**Stated problem**
In your copy, repeat the records exactly and leave out the pictures.

**Input data**
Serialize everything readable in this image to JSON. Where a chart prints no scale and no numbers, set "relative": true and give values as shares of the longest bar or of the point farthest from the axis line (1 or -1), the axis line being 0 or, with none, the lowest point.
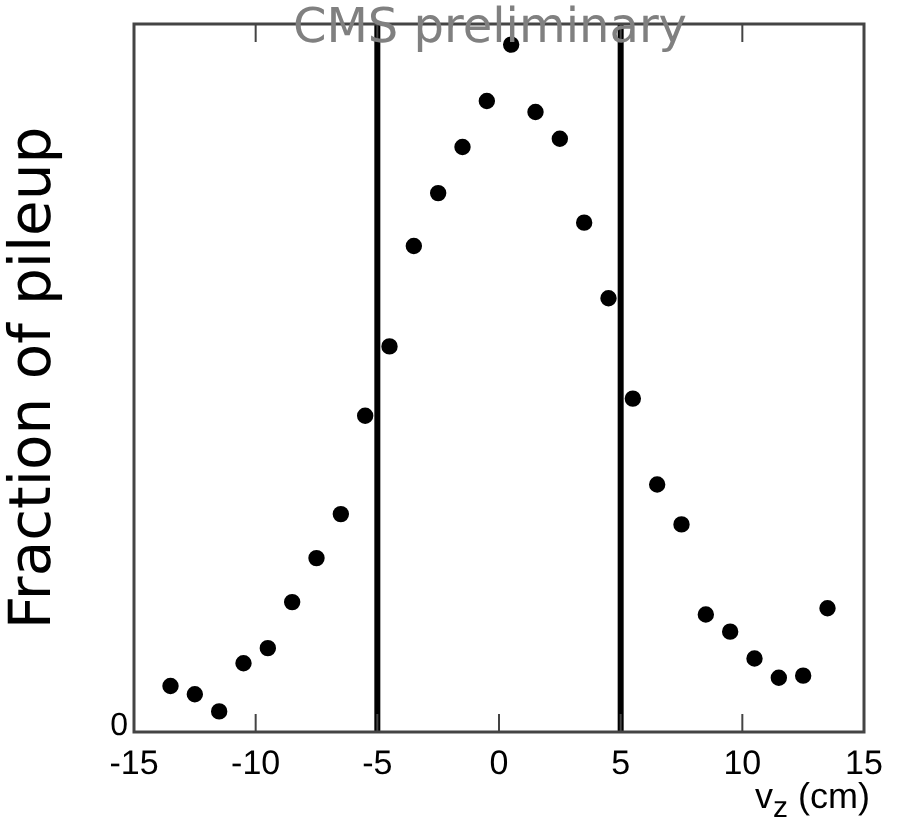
{
  "chart_data": {
    "type": "scatter",
    "title": "CMS preliminary",
    "xlabel": "v$_{z}$ (cm)",
    "ylabel": "Fraction of pileup",
    "relative": true,
    "marker": "circle",
    "grid": false,
    "legend": false,
    "x": [
      -13.5,
      -12.5,
      -11.5,
      -10.5,
      -9.5,
      -8.5,
      -7.5,
      -6.5,
      -5.5,
      -4.5,
      -3.5,
      -2.5,
      -1.5,
      -0.5,
      0.5,
      1.5,
      2.5,
      3.5,
      4.5,
      5.5,
      6.5,
      7.5,
      8.5,
      9.5,
      10.5,
      11.5,
      12.5,
      13.5
    ],
    "xlim": [
      -15,
      15
    ],
    "xticks": [
      -15,
      -10,
      -5,
      0,
      5,
      10,
      15
    ],
    "series": [
      {
        "color": "#000000",
        "values": [
          0.067,
          0.055,
          0.03,
          0.1,
          0.122,
          0.189,
          0.253,
          0.317,
          0.46,
          0.561,
          0.707,
          0.784,
          0.851,
          0.918,
          1,
          0.902,
          0.863,
          0.741,
          0.631,
          0.485,
          0.36,
          0.302,
          0.171,
          0.146,
          0.107,
          0.079,
          0.082,
          0.18
        ]
      }
    ],
    "ref_lines": [
      {
        "axis": "x",
        "value": -5,
        "color": "#000000"
      },
      {
        "axis": "x",
        "value": 5,
        "color": "#000000"
      }
    ],
    "annotations": [
      "0"
    ]
  }
}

**Correct output**
Serialize everything readable in this image to JSON. Where a chart prints no scale and no numbers, set "relative": true and give values as shares of the longest bar or of the point farthest from the axis line (1 or -1), the axis line being 0 or, with none, the lowest point.
{
  "chart_data": {
    "type": "scatter",
    "title": "CMS preliminary",
    "xlabel": "v$_{z}$ (cm)",
    "ylabel": "Fraction of pileup",
    "relative": true,
    "marker": "circle",
    "grid": false,
    "legend": false,
    "x": [
      -13.5,
      -12.5,
      -11.5,
      -10.5,
      -9.5,
      -8.5,
      -7.5,
      -6.5,
      -5.5,
      -4.5,
      -3.5,
      -2.5,
      -1.5,
      -0.5,
      0.5,
      1.5,
      2.5,
      3.5,
      4.5,
      5.5,
      6.5,
      7.5,
      8.5,
      9.5,
      10.5,
      11.5,
      12.5,
      13.5
    ],
    "xlim": [
      -15,
      15
    ],
    "xticks": [
      -15,
      -10,
      -5,
      0,
      5,
      10,
      15
    ],
    "series": [
      {
        "color": "#000000",
        "values": [
          0.067,
          0.055,
          0.03,
          0.1,
          0.122,
          0.189,
          0.253,
          0.317,
          0.46,
          0.561,
          0.707,
          0.784,
          0.851,
          0.918,
          1,
          0.902,
          0.863,
          0.741,
          0.631,
          0.485,
          0.36,
          0.302,
          0.171,
          0.146,
          0.107,
          0.079,
          0.082,
          0.18
        ]
      }
    ],
    "ref_lines": [
      {
        "axis": "x",
        "value": -5,
        "color": "#000000"
      },
      {
        "axis": "x",
        "value": 5,
        "color": "#000000"
      }
    ],
    "annotations": [
      "0"
    ]
  }
}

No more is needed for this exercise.